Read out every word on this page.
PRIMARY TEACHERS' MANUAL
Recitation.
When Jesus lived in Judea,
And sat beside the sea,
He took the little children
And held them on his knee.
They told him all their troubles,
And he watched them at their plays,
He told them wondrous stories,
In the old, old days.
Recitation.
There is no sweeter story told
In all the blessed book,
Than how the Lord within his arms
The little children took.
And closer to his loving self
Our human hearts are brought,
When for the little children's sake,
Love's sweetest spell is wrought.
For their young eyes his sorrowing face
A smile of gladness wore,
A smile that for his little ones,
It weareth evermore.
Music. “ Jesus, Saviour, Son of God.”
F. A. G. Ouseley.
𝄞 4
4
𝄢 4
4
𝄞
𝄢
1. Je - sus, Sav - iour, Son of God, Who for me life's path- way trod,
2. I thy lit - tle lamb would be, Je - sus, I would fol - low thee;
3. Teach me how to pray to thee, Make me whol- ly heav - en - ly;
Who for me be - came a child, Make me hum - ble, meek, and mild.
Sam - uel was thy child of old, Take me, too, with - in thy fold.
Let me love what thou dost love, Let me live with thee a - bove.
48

○ ○ ○

The task:
Pull out each line of the records holding the string "thee".

Task output:
2. I thy lit - tle lamb would be, Je - sus, I would fol - low thee;
3. Teach me how to pray to thee, Make me whol- ly heav - en - ly;
Let me love what thou dost love, Let me live with thee a - bove.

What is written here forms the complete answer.